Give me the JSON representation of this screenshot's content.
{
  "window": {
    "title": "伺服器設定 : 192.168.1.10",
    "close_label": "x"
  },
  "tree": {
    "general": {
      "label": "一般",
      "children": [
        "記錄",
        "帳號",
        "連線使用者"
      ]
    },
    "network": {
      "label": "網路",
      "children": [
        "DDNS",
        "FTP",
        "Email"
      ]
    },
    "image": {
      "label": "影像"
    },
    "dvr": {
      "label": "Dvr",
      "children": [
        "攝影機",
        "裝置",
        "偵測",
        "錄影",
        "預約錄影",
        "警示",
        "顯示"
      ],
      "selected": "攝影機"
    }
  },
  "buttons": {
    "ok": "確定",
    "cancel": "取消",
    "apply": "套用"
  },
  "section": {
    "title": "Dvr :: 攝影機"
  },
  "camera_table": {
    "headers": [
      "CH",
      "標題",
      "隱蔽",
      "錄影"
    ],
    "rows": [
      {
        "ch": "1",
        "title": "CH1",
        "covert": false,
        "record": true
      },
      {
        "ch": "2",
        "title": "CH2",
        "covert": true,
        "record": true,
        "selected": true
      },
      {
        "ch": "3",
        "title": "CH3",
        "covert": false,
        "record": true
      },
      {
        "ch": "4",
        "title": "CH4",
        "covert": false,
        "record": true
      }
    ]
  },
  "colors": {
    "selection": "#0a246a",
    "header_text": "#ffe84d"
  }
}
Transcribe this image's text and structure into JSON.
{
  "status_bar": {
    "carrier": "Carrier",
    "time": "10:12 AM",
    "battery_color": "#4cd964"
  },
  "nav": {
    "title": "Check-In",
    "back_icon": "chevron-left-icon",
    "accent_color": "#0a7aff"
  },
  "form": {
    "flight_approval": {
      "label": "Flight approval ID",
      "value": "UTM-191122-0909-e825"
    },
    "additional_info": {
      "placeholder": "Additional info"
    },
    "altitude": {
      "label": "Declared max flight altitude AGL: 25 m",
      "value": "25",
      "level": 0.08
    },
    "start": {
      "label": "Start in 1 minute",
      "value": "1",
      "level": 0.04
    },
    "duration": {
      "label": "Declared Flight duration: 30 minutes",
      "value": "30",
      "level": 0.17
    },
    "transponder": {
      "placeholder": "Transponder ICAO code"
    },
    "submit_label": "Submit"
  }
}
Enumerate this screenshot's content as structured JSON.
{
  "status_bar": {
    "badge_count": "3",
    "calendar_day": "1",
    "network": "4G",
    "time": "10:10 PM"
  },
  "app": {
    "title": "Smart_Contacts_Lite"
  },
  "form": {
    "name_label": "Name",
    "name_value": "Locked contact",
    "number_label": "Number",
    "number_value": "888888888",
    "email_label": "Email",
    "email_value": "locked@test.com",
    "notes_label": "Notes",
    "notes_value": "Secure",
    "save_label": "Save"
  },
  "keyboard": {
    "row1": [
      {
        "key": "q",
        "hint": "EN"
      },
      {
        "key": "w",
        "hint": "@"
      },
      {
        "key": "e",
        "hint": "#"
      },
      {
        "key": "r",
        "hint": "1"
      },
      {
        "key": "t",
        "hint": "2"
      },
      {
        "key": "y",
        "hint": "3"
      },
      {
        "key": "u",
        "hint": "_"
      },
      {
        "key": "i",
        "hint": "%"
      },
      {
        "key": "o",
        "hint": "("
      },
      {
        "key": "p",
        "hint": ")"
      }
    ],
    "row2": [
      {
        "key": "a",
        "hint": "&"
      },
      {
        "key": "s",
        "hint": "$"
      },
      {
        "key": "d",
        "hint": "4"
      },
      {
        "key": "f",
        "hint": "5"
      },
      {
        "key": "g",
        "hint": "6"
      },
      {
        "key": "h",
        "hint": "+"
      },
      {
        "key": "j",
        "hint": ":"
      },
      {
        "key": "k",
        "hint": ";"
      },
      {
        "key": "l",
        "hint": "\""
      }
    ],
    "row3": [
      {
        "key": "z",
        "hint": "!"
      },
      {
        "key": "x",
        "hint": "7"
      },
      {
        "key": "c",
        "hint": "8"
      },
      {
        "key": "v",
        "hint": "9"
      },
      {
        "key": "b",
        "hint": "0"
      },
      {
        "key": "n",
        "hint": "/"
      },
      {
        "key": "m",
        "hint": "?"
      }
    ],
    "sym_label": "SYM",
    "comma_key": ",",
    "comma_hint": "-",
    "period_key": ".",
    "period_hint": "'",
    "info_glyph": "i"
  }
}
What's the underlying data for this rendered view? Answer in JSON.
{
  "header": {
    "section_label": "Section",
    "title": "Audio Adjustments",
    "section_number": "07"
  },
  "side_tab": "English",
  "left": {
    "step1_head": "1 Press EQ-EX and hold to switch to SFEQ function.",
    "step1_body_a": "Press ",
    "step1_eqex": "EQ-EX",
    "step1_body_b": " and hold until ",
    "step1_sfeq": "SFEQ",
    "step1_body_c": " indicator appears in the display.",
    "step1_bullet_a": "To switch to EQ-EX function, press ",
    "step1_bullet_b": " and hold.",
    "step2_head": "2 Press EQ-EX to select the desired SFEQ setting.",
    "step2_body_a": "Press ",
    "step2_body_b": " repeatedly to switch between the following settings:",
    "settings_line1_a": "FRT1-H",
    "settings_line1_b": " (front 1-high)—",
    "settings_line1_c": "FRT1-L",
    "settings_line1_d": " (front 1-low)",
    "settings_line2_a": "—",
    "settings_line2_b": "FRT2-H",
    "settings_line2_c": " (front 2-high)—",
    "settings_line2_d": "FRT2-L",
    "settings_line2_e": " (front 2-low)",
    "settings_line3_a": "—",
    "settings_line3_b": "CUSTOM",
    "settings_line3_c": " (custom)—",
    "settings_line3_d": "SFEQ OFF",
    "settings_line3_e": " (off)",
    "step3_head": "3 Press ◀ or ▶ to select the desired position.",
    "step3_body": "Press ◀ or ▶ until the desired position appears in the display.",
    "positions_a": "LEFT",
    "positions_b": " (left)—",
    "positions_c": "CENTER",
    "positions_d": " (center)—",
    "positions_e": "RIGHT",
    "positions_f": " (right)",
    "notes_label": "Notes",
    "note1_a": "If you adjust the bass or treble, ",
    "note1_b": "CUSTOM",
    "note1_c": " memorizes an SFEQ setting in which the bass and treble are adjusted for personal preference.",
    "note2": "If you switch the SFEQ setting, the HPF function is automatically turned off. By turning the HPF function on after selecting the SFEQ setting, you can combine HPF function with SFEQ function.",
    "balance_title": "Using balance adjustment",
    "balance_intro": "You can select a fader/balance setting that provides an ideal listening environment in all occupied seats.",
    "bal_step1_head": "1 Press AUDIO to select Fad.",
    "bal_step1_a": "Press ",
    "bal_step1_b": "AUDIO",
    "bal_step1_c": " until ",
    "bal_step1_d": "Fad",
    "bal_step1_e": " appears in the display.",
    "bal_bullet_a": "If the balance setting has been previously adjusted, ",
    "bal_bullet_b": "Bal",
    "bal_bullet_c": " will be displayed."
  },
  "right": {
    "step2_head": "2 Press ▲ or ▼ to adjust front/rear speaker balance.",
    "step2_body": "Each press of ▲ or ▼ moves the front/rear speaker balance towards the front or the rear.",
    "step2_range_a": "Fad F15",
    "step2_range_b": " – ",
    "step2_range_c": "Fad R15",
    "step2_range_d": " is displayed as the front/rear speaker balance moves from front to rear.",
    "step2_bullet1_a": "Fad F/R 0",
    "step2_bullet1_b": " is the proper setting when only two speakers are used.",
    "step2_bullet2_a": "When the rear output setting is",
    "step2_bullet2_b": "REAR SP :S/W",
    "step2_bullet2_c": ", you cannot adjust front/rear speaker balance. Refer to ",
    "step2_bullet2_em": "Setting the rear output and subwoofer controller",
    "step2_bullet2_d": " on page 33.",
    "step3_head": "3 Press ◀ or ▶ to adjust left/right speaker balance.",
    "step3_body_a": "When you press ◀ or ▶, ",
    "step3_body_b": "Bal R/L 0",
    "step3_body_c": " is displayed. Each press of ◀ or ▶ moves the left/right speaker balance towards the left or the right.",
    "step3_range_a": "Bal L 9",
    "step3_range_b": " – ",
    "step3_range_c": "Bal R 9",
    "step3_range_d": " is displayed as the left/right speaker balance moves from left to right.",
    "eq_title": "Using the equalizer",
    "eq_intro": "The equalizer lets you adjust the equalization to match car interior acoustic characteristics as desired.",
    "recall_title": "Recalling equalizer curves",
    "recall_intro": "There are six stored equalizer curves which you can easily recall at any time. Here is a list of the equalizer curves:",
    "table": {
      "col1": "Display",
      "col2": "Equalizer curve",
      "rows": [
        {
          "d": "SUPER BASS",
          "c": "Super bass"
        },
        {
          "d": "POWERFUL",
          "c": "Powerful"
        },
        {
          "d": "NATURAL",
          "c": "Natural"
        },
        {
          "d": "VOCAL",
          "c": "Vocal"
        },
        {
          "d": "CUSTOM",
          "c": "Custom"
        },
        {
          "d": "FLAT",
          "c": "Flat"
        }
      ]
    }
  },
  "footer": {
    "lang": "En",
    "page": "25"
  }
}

#####

▶ EXERCISE PROMPT:
Your answer should be a single number: how many lines in the data above include "JSON"?

▶ TASK RESULT:
4